Data to process:
___
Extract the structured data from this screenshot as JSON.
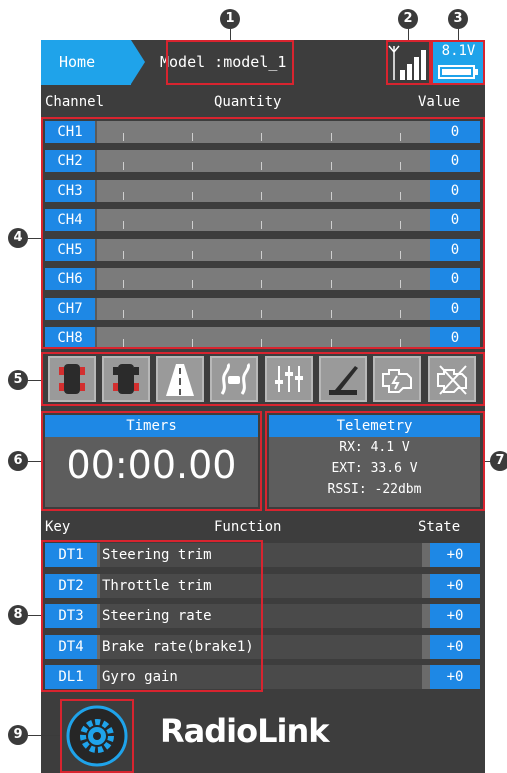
{
  "header": {
    "home_label": "Home",
    "model_label": "Model :model_1",
    "voltage": "8.1V",
    "signal_icon": "signal-bars-icon",
    "battery_icon": "battery-icon"
  },
  "channels": {
    "header_channel": "Channel",
    "header_quantity": "Quantity",
    "header_value": "Value",
    "items": [
      {
        "label": "CH1",
        "value": "0"
      },
      {
        "label": "CH2",
        "value": "0"
      },
      {
        "label": "CH3",
        "value": "0"
      },
      {
        "label": "CH4",
        "value": "0"
      },
      {
        "label": "CH5",
        "value": "0"
      },
      {
        "label": "CH6",
        "value": "0"
      },
      {
        "label": "CH7",
        "value": "0"
      },
      {
        "label": "CH8",
        "value": "0"
      }
    ]
  },
  "mode_icons": [
    "car-top-icon",
    "car-top-red-icon",
    "road-icon",
    "skid-road-icon",
    "mixer-sliders-icon",
    "brake-lever-icon",
    "engine-icon",
    "engine-cut-icon"
  ],
  "timers": {
    "title": "Timers",
    "value": "00:00.00"
  },
  "telemetry": {
    "title": "Telemetry",
    "rx": "RX:  4.1 V",
    "ext": "EXT:  33.6 V",
    "rssi": "RSSI: -22dbm"
  },
  "keys": {
    "header_key": "Key",
    "header_function": "Function",
    "header_state": "State",
    "items": [
      {
        "key": "DT1",
        "function": "Steering trim",
        "state": "+0"
      },
      {
        "key": "DT2",
        "function": "Throttle trim",
        "state": "+0"
      },
      {
        "key": "DT3",
        "function": "Steering rate",
        "state": "+0"
      },
      {
        "key": "DT4",
        "function": "Brake rate(brake1)",
        "state": "+0"
      },
      {
        "key": "DL1",
        "function": "Gyro gain",
        "state": "+0"
      }
    ]
  },
  "markers": [
    "1",
    "2",
    "3",
    "4",
    "5",
    "6",
    "7",
    "8",
    "9"
  ],
  "logo": "RadioLink",
  "settings_icon": "settings-gear-icon",
  "colors": {
    "accent": "#1e88e5",
    "highlight": "#d8242f",
    "background": "#3d3d3d"
  }
}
___
Direction:
Reproduce all entries without any change, and omit the pictures.

Solution below:
Extract the structured data from this screenshot as JSON.
{
  "header": {
    "home_label": "Home",
    "model_label": "Model :model_1",
    "voltage": "8.1V",
    "signal_icon": "signal-bars-icon",
    "battery_icon": "battery-icon"
  },
  "channels": {
    "header_channel": "Channel",
    "header_quantity": "Quantity",
    "header_value": "Value",
    "items": [
      {
        "label": "CH1",
        "value": "0"
      },
      {
        "label": "CH2",
        "value": "0"
      },
      {
        "label": "CH3",
        "value": "0"
      },
      {
        "label": "CH4",
        "value": "0"
      },
      {
        "label": "CH5",
        "value": "0"
      },
      {
        "label": "CH6",
        "value": "0"
      },
      {
        "label": "CH7",
        "value": "0"
      },
      {
        "label": "CH8",
        "value": "0"
      }
    ]
  },
  "mode_icons": [
    "car-top-icon",
    "car-top-red-icon",
    "road-icon",
    "skid-road-icon",
    "mixer-sliders-icon",
    "brake-lever-icon",
    "engine-icon",
    "engine-cut-icon"
  ],
  "timers": {
    "title": "Timers",
    "value": "00:00.00"
  },
  "telemetry": {
    "title": "Telemetry",
    "rx": "RX:  4.1 V",
    "ext": "EXT:  33.6 V",
    "rssi": "RSSI: -22dbm"
  },
  "keys": {
    "header_key": "Key",
    "header_function": "Function",
    "header_state": "State",
    "items": [
      {
        "key": "DT1",
        "function": "Steering trim",
        "state": "+0"
      },
      {
        "key": "DT2",
        "function": "Throttle trim",
        "state": "+0"
      },
      {
        "key": "DT3",
        "function": "Steering rate",
        "state": "+0"
      },
      {
        "key": "DT4",
        "function": "Brake rate(brake1)",
        "state": "+0"
      },
      {
        "key": "DL1",
        "function": "Gyro gain",
        "state": "+0"
      }
    ]
  },
  "markers": [
    "1",
    "2",
    "3",
    "4",
    "5",
    "6",
    "7",
    "8",
    "9"
  ],
  "logo": "RadioLink",
  "settings_icon": "settings-gear-icon",
  "colors": {
    "accent": "#1e88e5",
    "highlight": "#d8242f",
    "background": "#3d3d3d"
  }
}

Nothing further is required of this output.